(GOAL OF THE EXERCISE)
Return all of the lines below exactly as they are.

═══ MATERIAL SUPPLIED

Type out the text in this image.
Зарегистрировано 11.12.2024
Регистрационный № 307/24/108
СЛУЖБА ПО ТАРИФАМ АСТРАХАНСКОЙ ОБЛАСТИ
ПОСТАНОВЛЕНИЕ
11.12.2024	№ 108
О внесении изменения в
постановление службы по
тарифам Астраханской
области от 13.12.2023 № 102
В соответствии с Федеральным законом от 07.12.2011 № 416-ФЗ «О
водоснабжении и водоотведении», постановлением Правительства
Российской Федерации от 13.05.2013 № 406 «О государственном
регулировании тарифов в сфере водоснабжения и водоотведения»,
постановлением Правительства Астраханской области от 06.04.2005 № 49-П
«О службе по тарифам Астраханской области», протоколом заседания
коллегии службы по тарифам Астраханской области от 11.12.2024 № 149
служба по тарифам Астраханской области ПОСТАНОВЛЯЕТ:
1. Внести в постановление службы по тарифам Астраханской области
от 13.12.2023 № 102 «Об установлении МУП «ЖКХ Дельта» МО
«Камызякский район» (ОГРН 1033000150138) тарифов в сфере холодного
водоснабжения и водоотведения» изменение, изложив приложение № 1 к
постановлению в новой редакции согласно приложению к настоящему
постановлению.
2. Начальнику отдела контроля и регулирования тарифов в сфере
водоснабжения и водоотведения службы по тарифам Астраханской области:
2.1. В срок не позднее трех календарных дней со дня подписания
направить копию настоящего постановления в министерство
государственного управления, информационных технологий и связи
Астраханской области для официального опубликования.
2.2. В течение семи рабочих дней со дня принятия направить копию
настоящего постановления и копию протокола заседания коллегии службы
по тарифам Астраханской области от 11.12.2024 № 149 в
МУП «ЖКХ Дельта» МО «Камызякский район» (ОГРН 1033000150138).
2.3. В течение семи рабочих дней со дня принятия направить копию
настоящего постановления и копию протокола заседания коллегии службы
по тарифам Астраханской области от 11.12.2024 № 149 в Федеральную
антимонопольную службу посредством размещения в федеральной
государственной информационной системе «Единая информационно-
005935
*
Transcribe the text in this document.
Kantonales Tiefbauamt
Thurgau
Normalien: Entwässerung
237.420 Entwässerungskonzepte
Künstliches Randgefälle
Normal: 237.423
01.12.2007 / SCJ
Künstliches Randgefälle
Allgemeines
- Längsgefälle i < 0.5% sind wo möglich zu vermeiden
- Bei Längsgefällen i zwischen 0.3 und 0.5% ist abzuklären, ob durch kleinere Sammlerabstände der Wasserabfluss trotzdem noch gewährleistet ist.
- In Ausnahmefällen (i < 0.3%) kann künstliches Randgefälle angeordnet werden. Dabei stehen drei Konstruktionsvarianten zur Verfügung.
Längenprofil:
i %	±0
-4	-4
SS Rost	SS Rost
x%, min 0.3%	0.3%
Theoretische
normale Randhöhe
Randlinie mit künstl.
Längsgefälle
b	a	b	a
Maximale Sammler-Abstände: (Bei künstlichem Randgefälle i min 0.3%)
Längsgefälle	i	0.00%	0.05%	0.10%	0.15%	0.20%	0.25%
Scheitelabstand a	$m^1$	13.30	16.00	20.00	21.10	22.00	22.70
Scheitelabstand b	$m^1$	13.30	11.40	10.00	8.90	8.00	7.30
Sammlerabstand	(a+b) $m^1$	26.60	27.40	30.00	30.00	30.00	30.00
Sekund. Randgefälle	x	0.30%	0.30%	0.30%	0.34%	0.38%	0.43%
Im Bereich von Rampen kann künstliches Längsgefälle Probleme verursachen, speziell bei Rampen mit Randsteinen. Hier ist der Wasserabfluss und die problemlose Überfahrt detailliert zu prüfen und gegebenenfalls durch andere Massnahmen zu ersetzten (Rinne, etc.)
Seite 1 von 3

══════

(COMPLETED EXERCISE)
Type out the text in this image.
Зарегистрировано 11.12.2024
Регистрационный № 307/24/108
СЛУЖБА ПО ТАРИФАМ АСТРАХАНСКОЙ ОБЛАСТИ
ПОСТАНОВЛЕНИЕ
11.12.2024	№ 108
О внесении изменения в
постановление службы по
тарифам Астраханской
области от 13.12.2023 № 102
В соответствии с Федеральным законом от 07.12.2011 № 416-ФЗ «О
водоснабжении и водоотведении», постановлением Правительства
Российской Федерации от 13.05.2013 № 406 «О государственном
регулировании тарифов в сфере водоснабжения и водоотведения»,
постановлением Правительства Астраханской области от 06.04.2005 № 49-П
«О службе по тарифам Астраханской области», протоколом заседания
коллегии службы по тарифам Астраханской области от 11.12.2024 № 149
служба по тарифам Астраханской области ПОСТАНОВЛЯЕТ:
1. Внести в постановление службы по тарифам Астраханской области
от 13.12.2023 № 102 «Об установлении МУП «ЖКХ Дельта» МО
«Камызякский район» (ОГРН 1033000150138) тарифов в сфере холодного
водоснабжения и водоотведения» изменение, изложив приложение № 1 к
постановлению в новой редакции согласно приложению к настоящему
постановлению.
2. Начальнику отдела контроля и регулирования тарифов в сфере
водоснабжения и водоотведения службы по тарифам Астраханской области:
2.1. В срок не позднее трех календарных дней со дня подписания
направить копию настоящего постановления в министерство
государственного управления, информационных технологий и связи
Астраханской области для официального опубликования.
2.2. В течение семи рабочих дней со дня принятия направить копию
настоящего постановления и копию протокола заседания коллегии службы
по тарифам Астраханской области от 11.12.2024 № 149 в
МУП «ЖКХ Дельта» МО «Камызякский район» (ОГРН 1033000150138).
2.3. В течение семи рабочих дней со дня принятия направить копию
настоящего постановления и копию протокола заседания коллегии службы
по тарифам Астраханской области от 11.12.2024 № 149 в Федеральную
антимонопольную службу посредством размещения в федеральной
государственной информационной системе «Единая информационно-
005935
*
Transcribe the text in this document.
Kantonales Tiefbauamt
Thurgau
Normalien: Entwässerung
237.420 Entwässerungskonzepte
Künstliches Randgefälle
Normal: 237.423
01.12.2007 / SCJ
Künstliches Randgefälle
Allgemeines
- Längsgefälle i < 0.5% sind wo möglich zu vermeiden
- Bei Längsgefällen i zwischen 0.3 und 0.5% ist abzuklären, ob durch kleinere Sammlerabstände der Wasserabfluss trotzdem noch gewährleistet ist.
- In Ausnahmefällen (i < 0.3%) kann künstliches Randgefälle angeordnet werden. Dabei stehen drei Konstruktionsvarianten zur Verfügung.
Längenprofil:
i %	±0
-4	-4
SS Rost	SS Rost
x%, min 0.3%	0.3%
Theoretische
normale Randhöhe
Randlinie mit künstl.
Längsgefälle
b	a	b	a
Maximale Sammler-Abstände: (Bei künstlichem Randgefälle i min 0.3%)
Längsgefälle	i	0.00%	0.05%	0.10%	0.15%	0.20%	0.25%
Scheitelabstand a	$m^1$	13.30	16.00	20.00	21.10	22.00	22.70
Scheitelabstand b	$m^1$	13.30	11.40	10.00	8.90	8.00	7.30
Sammlerabstand	(a+b) $m^1$	26.60	27.40	30.00	30.00	30.00	30.00
Sekund. Randgefälle	x	0.30%	0.30%	0.30%	0.34%	0.38%	0.43%
Im Bereich von Rampen kann künstliches Längsgefälle Probleme verursachen, speziell bei Rampen mit Randsteinen. Hier ist der Wasserabfluss und die problemlose Überfahrt detailliert zu prüfen und gegebenenfalls durch andere Massnahmen zu ersetzten (Rinne, etc.)
Seite 1 von 3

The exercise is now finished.